— Begin DATA PROVIDED —
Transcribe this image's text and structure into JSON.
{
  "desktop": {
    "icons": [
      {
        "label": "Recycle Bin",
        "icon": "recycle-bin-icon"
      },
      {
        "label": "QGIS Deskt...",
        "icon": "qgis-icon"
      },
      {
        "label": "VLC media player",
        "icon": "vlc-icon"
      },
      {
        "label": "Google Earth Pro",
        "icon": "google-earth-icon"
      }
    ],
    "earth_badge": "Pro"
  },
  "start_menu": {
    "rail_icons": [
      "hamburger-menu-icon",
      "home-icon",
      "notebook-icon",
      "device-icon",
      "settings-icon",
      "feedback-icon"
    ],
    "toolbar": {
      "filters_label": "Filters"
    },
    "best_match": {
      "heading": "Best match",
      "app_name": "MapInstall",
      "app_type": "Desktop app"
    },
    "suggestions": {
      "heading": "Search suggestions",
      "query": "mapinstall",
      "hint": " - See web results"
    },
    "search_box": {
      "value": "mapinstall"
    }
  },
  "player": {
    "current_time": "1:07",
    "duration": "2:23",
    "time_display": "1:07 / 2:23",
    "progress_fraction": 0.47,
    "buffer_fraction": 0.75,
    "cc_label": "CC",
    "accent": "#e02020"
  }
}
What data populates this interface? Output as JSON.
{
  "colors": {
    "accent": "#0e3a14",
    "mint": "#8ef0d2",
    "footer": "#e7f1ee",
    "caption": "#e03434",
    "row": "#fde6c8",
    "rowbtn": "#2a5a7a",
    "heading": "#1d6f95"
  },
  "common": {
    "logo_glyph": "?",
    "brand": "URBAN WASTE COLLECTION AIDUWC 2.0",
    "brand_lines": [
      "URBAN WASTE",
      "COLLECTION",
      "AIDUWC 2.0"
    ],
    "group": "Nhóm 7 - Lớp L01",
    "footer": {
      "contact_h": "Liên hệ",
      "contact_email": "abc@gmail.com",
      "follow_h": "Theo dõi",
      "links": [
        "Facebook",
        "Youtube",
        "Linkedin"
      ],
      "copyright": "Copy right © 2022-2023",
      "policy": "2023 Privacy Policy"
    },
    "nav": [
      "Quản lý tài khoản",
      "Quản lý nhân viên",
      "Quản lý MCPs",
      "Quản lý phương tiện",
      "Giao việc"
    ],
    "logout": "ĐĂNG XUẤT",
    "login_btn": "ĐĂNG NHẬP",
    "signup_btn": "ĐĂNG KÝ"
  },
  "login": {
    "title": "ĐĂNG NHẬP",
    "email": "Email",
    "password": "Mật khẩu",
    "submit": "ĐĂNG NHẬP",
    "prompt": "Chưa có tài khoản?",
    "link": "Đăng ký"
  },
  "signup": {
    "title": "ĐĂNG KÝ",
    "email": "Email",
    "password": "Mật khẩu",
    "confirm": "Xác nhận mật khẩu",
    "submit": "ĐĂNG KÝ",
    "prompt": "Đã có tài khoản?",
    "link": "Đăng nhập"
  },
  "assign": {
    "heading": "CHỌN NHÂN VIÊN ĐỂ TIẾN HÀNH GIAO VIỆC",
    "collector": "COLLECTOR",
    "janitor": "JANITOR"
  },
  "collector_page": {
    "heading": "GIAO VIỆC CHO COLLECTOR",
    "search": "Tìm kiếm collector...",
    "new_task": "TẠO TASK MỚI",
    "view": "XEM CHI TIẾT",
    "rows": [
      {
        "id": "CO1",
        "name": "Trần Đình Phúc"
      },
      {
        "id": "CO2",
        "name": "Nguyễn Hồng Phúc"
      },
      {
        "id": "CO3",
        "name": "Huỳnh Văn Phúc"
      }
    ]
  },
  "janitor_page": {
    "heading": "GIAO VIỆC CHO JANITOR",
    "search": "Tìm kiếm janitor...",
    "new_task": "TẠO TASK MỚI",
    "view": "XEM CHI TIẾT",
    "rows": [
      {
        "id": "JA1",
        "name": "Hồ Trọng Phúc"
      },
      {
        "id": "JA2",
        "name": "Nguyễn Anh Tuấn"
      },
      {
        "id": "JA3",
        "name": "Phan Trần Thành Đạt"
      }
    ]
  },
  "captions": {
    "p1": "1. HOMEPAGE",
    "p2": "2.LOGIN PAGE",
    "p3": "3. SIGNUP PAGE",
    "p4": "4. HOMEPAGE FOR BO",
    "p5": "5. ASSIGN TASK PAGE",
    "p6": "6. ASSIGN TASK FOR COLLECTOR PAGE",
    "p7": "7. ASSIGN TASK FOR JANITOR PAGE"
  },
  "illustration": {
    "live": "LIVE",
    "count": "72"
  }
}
— End DATA PROVIDED —
### PROBLEM REQUIREMENTS
For this exercise, gather every line of the data that contains the word "Quản".

### SOLUTION
      "Quản lý tài khoản",
      "Quản lý nhân viên",
      "Quản lý MCPs",
      "Quản lý phương tiện",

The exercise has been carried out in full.